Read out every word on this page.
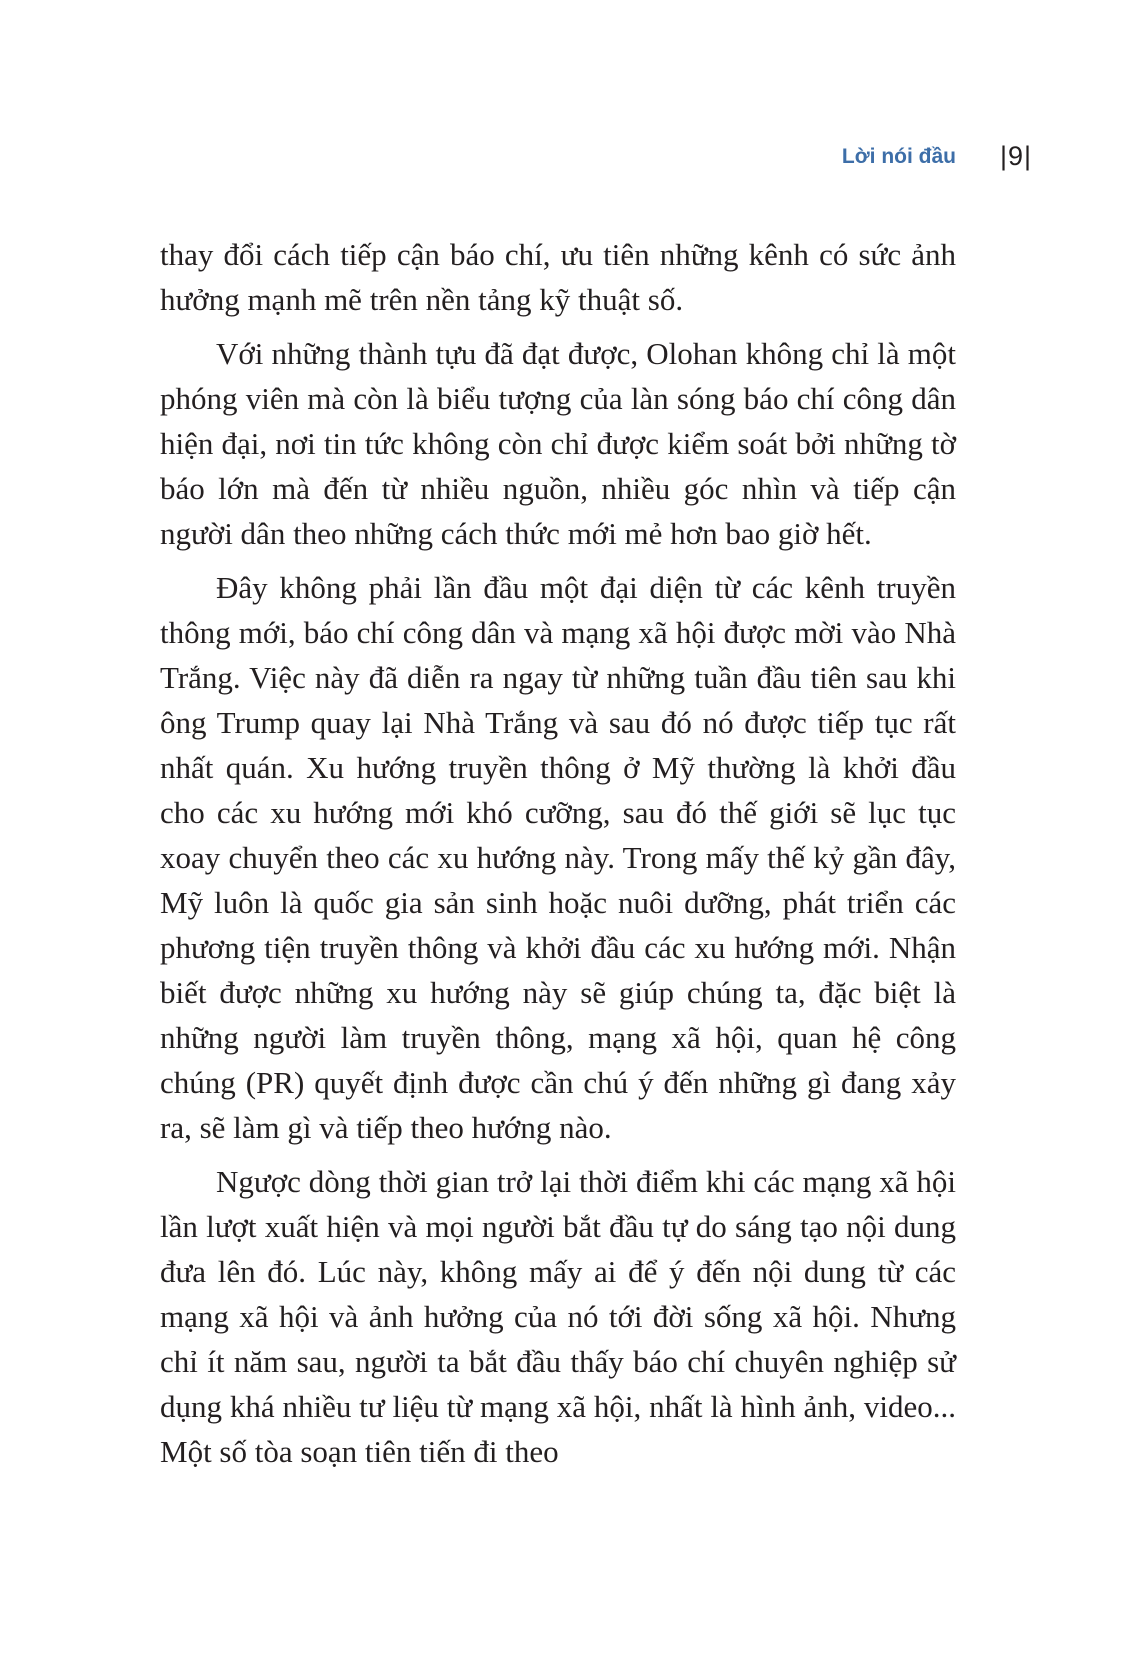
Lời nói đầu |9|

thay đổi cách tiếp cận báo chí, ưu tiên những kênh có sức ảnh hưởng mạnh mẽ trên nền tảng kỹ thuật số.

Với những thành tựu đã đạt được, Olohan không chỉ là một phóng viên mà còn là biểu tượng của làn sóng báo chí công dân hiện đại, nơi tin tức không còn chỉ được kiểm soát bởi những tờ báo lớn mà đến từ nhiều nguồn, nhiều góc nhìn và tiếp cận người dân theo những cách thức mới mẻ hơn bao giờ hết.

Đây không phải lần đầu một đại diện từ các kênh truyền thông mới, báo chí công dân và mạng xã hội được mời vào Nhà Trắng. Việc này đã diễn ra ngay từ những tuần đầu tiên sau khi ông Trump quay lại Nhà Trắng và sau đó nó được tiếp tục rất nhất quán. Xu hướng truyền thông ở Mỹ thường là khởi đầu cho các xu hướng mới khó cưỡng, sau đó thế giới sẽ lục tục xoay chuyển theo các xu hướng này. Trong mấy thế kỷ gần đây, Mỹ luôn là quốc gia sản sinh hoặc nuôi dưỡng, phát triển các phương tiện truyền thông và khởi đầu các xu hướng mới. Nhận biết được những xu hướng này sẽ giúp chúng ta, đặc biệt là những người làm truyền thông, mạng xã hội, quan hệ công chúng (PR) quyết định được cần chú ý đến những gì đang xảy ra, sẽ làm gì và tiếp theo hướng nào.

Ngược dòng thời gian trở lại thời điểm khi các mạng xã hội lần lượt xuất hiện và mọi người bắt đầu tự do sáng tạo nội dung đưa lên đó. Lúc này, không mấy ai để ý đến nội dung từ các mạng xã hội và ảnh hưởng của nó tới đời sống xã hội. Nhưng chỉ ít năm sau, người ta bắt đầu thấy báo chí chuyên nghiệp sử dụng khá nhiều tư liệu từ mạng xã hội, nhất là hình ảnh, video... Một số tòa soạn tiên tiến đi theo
════════════════════
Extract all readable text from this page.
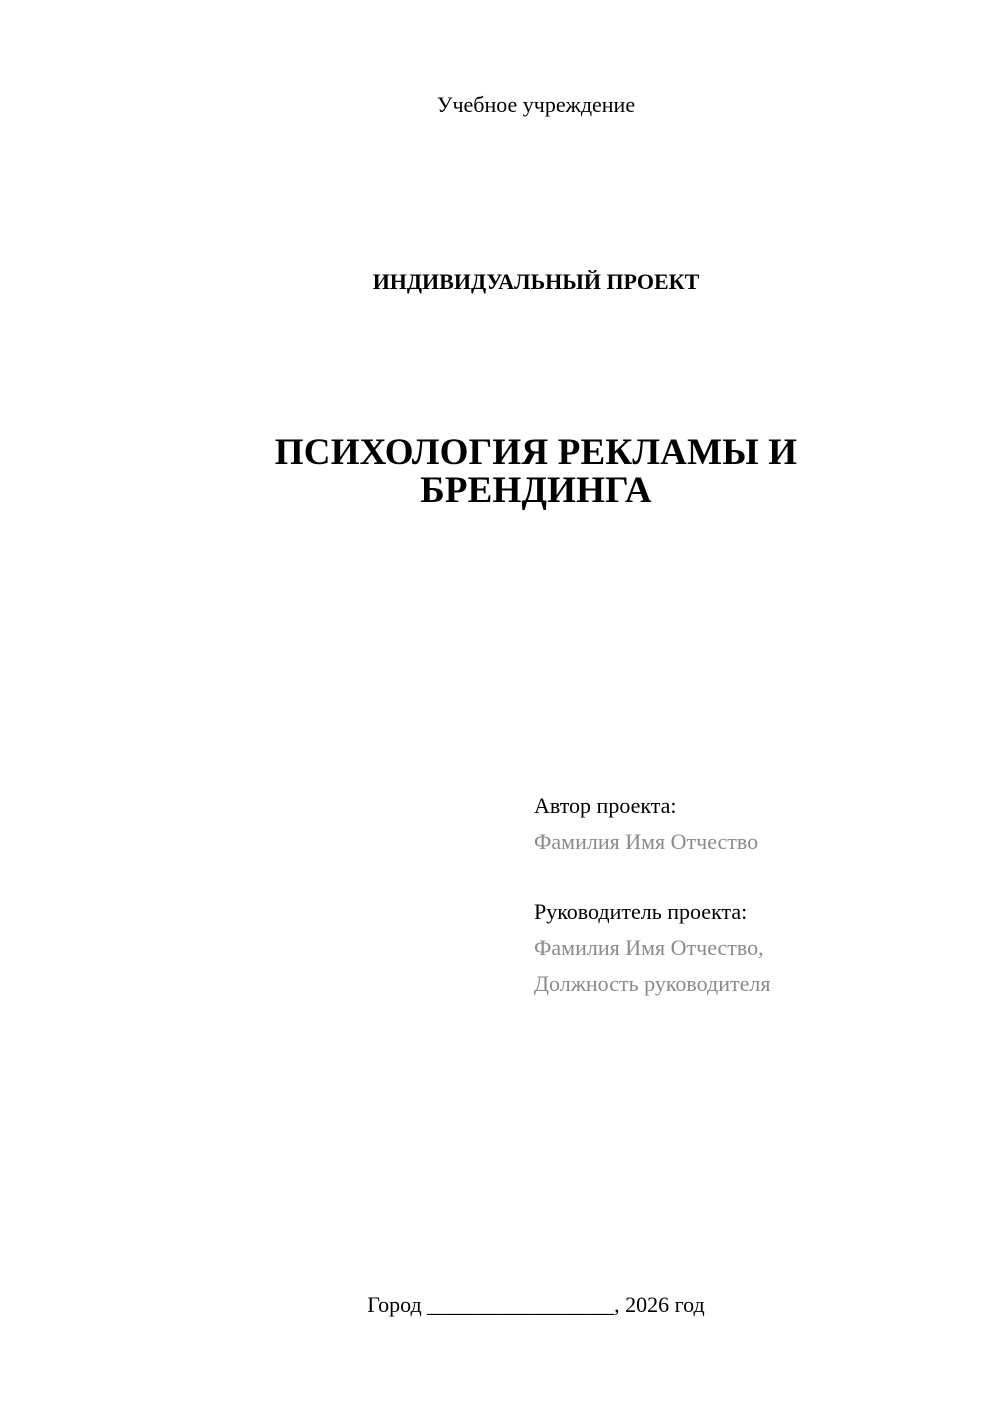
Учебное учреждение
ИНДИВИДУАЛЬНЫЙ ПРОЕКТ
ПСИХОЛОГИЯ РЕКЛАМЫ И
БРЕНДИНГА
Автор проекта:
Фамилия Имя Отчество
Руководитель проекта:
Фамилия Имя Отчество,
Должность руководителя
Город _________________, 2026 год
════════════════════
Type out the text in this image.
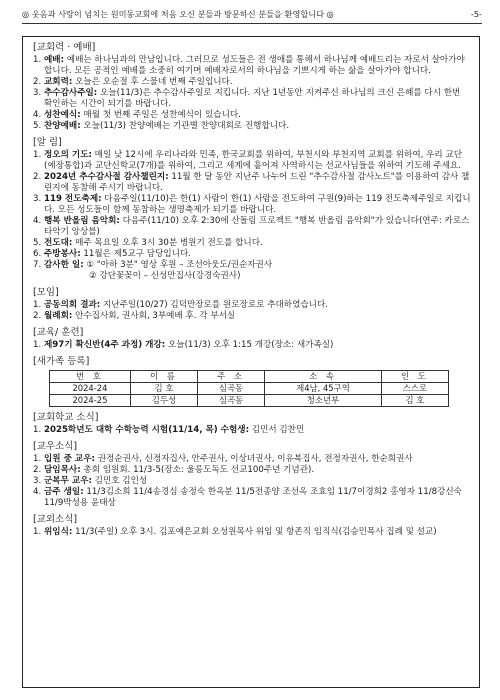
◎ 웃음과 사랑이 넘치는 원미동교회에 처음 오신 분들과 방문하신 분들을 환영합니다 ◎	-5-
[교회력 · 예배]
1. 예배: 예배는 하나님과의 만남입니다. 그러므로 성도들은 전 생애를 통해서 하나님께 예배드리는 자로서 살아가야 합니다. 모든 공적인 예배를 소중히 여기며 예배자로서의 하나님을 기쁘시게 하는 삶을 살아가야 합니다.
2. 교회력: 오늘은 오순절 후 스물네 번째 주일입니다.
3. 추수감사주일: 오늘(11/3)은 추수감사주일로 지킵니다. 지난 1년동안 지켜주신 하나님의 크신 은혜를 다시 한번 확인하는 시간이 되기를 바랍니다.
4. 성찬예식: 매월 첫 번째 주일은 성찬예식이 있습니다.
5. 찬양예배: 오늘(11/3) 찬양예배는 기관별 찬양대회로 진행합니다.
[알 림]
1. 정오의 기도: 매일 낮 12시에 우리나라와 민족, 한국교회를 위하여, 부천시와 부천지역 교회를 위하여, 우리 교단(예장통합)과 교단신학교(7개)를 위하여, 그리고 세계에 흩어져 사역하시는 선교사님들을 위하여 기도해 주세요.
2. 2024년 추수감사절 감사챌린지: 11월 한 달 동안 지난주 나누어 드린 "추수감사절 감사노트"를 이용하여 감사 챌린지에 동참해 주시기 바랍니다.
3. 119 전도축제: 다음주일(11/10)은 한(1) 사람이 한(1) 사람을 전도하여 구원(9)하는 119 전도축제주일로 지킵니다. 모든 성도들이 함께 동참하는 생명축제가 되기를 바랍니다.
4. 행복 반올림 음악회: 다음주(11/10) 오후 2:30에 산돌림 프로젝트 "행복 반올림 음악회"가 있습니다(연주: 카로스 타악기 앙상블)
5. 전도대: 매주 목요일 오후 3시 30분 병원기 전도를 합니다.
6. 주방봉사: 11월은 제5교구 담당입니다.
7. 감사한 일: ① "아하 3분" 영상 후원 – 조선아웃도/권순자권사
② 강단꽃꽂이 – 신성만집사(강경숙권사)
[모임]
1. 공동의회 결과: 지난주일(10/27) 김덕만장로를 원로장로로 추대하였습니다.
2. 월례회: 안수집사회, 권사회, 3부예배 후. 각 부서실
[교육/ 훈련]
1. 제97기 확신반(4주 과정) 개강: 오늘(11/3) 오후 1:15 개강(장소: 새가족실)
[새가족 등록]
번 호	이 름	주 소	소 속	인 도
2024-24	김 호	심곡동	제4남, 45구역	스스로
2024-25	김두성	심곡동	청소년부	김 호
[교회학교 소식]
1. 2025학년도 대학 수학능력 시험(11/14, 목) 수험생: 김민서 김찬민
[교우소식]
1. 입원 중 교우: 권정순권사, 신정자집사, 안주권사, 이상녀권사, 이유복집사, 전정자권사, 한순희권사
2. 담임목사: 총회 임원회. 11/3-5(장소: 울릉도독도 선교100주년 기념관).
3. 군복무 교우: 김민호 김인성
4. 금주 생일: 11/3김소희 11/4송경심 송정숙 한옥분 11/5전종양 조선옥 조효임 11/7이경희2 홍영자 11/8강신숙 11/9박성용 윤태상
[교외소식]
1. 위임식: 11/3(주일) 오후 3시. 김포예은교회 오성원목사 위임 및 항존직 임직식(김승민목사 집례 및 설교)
════════════════════
• Work instructions:
Check each line of the records above for the string "проекта", and report every line that has it.

• Written answer:
Автор проекта:
Руководитель проекта:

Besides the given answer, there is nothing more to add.